## start Materials provided

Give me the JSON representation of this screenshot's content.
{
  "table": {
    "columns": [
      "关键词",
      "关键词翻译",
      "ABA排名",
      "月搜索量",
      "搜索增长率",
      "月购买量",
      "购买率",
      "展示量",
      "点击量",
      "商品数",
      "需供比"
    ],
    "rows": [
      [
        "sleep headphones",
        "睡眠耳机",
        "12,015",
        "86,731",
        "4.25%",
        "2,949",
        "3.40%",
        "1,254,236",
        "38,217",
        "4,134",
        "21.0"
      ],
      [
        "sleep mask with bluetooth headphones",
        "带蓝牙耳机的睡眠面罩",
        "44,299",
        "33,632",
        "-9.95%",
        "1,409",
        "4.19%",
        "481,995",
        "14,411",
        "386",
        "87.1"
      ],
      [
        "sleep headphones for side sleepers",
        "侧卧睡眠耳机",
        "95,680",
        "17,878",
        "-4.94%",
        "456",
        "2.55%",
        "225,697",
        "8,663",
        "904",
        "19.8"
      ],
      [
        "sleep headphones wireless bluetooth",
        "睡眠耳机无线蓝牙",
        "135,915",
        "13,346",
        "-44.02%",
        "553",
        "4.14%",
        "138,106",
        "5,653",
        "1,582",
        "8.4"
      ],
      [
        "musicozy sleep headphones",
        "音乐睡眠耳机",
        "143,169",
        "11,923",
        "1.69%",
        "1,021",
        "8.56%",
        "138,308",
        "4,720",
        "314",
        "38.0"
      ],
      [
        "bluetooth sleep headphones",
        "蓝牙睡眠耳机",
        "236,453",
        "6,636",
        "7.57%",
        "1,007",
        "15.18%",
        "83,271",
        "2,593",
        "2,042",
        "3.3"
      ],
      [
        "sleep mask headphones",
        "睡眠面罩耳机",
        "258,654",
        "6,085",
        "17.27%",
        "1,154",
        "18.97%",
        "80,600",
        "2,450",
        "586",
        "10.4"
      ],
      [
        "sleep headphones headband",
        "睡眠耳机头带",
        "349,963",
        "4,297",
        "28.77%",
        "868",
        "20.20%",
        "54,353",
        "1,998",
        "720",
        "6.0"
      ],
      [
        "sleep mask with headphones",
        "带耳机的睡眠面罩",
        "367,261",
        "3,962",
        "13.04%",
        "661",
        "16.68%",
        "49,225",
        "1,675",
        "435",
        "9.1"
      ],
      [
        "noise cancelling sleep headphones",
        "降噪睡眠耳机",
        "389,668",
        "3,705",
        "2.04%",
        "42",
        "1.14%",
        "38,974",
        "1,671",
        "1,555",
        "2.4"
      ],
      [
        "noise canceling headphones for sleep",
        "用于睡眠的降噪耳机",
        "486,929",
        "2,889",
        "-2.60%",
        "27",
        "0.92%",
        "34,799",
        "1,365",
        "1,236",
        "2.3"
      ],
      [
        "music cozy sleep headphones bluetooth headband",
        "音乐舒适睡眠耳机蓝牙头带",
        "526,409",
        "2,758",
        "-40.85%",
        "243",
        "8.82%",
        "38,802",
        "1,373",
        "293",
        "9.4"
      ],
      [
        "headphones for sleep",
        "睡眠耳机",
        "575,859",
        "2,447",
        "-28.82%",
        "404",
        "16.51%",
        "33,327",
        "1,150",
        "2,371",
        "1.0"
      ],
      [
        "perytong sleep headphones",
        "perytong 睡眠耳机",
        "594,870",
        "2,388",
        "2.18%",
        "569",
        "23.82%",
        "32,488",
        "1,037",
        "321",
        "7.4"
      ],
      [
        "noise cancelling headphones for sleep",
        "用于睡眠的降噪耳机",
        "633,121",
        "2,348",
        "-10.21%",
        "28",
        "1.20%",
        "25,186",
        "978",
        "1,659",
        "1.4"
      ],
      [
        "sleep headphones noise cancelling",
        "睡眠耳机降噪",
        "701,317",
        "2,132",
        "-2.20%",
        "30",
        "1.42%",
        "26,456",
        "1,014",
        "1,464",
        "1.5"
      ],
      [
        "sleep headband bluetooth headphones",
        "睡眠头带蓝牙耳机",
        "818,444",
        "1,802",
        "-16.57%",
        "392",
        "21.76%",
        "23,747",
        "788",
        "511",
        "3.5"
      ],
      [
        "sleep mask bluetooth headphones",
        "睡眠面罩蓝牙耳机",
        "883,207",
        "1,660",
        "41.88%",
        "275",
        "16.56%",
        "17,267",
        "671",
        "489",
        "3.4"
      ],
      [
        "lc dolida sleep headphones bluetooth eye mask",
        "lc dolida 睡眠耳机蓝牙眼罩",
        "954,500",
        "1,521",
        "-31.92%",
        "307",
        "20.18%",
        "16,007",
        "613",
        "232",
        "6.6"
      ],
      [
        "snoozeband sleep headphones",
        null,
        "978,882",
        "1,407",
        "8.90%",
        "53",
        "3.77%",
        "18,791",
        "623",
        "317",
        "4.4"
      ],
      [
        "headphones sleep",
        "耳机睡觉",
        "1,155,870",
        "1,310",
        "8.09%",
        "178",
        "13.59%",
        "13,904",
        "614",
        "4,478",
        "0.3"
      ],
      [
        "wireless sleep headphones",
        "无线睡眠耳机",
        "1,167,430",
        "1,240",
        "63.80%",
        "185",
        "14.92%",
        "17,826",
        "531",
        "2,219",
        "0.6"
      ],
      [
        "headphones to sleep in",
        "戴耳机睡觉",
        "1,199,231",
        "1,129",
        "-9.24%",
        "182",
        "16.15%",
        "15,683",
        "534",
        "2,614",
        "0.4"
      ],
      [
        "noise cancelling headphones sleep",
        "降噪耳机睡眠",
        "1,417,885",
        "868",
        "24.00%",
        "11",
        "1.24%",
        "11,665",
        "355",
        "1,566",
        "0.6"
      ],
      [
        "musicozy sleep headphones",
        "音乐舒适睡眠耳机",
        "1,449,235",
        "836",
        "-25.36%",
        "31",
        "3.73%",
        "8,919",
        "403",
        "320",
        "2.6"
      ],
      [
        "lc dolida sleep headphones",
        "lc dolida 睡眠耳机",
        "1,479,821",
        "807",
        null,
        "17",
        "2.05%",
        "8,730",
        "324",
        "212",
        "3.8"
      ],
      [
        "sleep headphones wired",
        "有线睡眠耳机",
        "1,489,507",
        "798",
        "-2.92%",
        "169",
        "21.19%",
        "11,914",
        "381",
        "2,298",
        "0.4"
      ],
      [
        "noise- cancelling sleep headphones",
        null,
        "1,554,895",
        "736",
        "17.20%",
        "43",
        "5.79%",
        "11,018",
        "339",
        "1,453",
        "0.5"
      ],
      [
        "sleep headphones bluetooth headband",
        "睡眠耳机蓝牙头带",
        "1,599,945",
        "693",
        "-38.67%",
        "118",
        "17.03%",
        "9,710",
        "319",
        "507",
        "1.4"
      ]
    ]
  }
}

## end Materials provided

__Task directions__. Give all of the entries again, word for word.

__Result of this task__.
Give me the JSON representation of this screenshot's content.
{
  "table": {
    "columns": [
      "关键词",
      "关键词翻译",
      "ABA排名",
      "月搜索量",
      "搜索增长率",
      "月购买量",
      "购买率",
      "展示量",
      "点击量",
      "商品数",
      "需供比"
    ],
    "rows": [
      [
        "sleep headphones",
        "睡眠耳机",
        "12,015",
        "86,731",
        "4.25%",
        "2,949",
        "3.40%",
        "1,254,236",
        "38,217",
        "4,134",
        "21.0"
      ],
      [
        "sleep mask with bluetooth headphones",
        "带蓝牙耳机的睡眠面罩",
        "44,299",
        "33,632",
        "-9.95%",
        "1,409",
        "4.19%",
        "481,995",
        "14,411",
        "386",
        "87.1"
      ],
      [
        "sleep headphones for side sleepers",
        "侧卧睡眠耳机",
        "95,680",
        "17,878",
        "-4.94%",
        "456",
        "2.55%",
        "225,697",
        "8,663",
        "904",
        "19.8"
      ],
      [
        "sleep headphones wireless bluetooth",
        "睡眠耳机无线蓝牙",
        "135,915",
        "13,346",
        "-44.02%",
        "553",
        "4.14%",
        "138,106",
        "5,653",
        "1,582",
        "8.4"
      ],
      [
        "musicozy sleep headphones",
        "音乐睡眠耳机",
        "143,169",
        "11,923",
        "1.69%",
        "1,021",
        "8.56%",
        "138,308",
        "4,720",
        "314",
        "38.0"
      ],
      [
        "bluetooth sleep headphones",
        "蓝牙睡眠耳机",
        "236,453",
        "6,636",
        "7.57%",
        "1,007",
        "15.18%",
        "83,271",
        "2,593",
        "2,042",
        "3.3"
      ],
      [
        "sleep mask headphones",
        "睡眠面罩耳机",
        "258,654",
        "6,085",
        "17.27%",
        "1,154",
        "18.97%",
        "80,600",
        "2,450",
        "586",
        "10.4"
      ],
      [
        "sleep headphones headband",
        "睡眠耳机头带",
        "349,963",
        "4,297",
        "28.77%",
        "868",
        "20.20%",
        "54,353",
        "1,998",
        "720",
        "6.0"
      ],
      [
        "sleep mask with headphones",
        "带耳机的睡眠面罩",
        "367,261",
        "3,962",
        "13.04%",
        "661",
        "16.68%",
        "49,225",
        "1,675",
        "435",
        "9.1"
      ],
      [
        "noise cancelling sleep headphones",
        "降噪睡眠耳机",
        "389,668",
        "3,705",
        "2.04%",
        "42",
        "1.14%",
        "38,974",
        "1,671",
        "1,555",
        "2.4"
      ],
      [
        "noise canceling headphones for sleep",
        "用于睡眠的降噪耳机",
        "486,929",
        "2,889",
        "-2.60%",
        "27",
        "0.92%",
        "34,799",
        "1,365",
        "1,236",
        "2.3"
      ],
      [
        "music cozy sleep headphones bluetooth headband",
        "音乐舒适睡眠耳机蓝牙头带",
        "526,409",
        "2,758",
        "-40.85%",
        "243",
        "8.82%",
        "38,802",
        "1,373",
        "293",
        "9.4"
      ],
      [
        "headphones for sleep",
        "睡眠耳机",
        "575,859",
        "2,447",
        "-28.82%",
        "404",
        "16.51%",
        "33,327",
        "1,150",
        "2,371",
        "1.0"
      ],
      [
        "perytong sleep headphones",
        "perytong 睡眠耳机",
        "594,870",
        "2,388",
        "2.18%",
        "569",
        "23.82%",
        "32,488",
        "1,037",
        "321",
        "7.4"
      ],
      [
        "noise cancelling headphones for sleep",
        "用于睡眠的降噪耳机",
        "633,121",
        "2,348",
        "-10.21%",
        "28",
        "1.20%",
        "25,186",
        "978",
        "1,659",
        "1.4"
      ],
      [
        "sleep headphones noise cancelling",
        "睡眠耳机降噪",
        "701,317",
        "2,132",
        "-2.20%",
        "30",
        "1.42%",
        "26,456",
        "1,014",
        "1,464",
        "1.5"
      ],
      [
        "sleep headband bluetooth headphones",
        "睡眠头带蓝牙耳机",
        "818,444",
        "1,802",
        "-16.57%",
        "392",
        "21.76%",
        "23,747",
        "788",
        "511",
        "3.5"
      ],
      [
        "sleep mask bluetooth headphones",
        "睡眠面罩蓝牙耳机",
        "883,207",
        "1,660",
        "41.88%",
        "275",
        "16.56%",
        "17,267",
        "671",
        "489",
        "3.4"
      ],
      [
        "lc dolida sleep headphones bluetooth eye mask",
        "lc dolida 睡眠耳机蓝牙眼罩",
        "954,500",
        "1,521",
        "-31.92%",
        "307",
        "20.18%",
        "16,007",
        "613",
        "232",
        "6.6"
      ],
      [
        "snoozeband sleep headphones",
        null,
        "978,882",
        "1,407",
        "8.90%",
        "53",
        "3.77%",
        "18,791",
        "623",
        "317",
        "4.4"
      ],
      [
        "headphones sleep",
        "耳机睡觉",
        "1,155,870",
        "1,310",
        "8.09%",
        "178",
        "13.59%",
        "13,904",
        "614",
        "4,478",
        "0.3"
      ],
      [
        "wireless sleep headphones",
        "无线睡眠耳机",
        "1,167,430",
        "1,240",
        "63.80%",
        "185",
        "14.92%",
        "17,826",
        "531",
        "2,219",
        "0.6"
      ],
      [
        "headphones to sleep in",
        "戴耳机睡觉",
        "1,199,231",
        "1,129",
        "-9.24%",
        "182",
        "16.15%",
        "15,683",
        "534",
        "2,614",
        "0.4"
      ],
      [
        "noise cancelling headphones sleep",
        "降噪耳机睡眠",
        "1,417,885",
        "868",
        "24.00%",
        "11",
        "1.24%",
        "11,665",
        "355",
        "1,566",
        "0.6"
      ],
      [
        "musicozy sleep headphones",
        "音乐舒适睡眠耳机",
        "1,449,235",
        "836",
        "-25.36%",
        "31",
        "3.73%",
        "8,919",
        "403",
        "320",
        "2.6"
      ],
      [
        "lc dolida sleep headphones",
        "lc dolida 睡眠耳机",
        "1,479,821",
        "807",
        null,
        "17",
        "2.05%",
        "8,730",
        "324",
        "212",
        "3.8"
      ],
      [
        "sleep headphones wired",
        "有线睡眠耳机",
        "1,489,507",
        "798",
        "-2.92%",
        "169",
        "21.19%",
        "11,914",
        "381",
        "2,298",
        "0.4"
      ],
      [
        "noise- cancelling sleep headphones",
        null,
        "1,554,895",
        "736",
        "17.20%",
        "43",
        "5.79%",
        "11,018",
        "339",
        "1,453",
        "0.5"
      ],
      [
        "sleep headphones bluetooth headband",
        "睡眠耳机蓝牙头带",
        "1,599,945",
        "693",
        "-38.67%",
        "118",
        "17.03%",
        "9,710",
        "319",
        "507",
        "1.4"
      ]
    ]
  }
}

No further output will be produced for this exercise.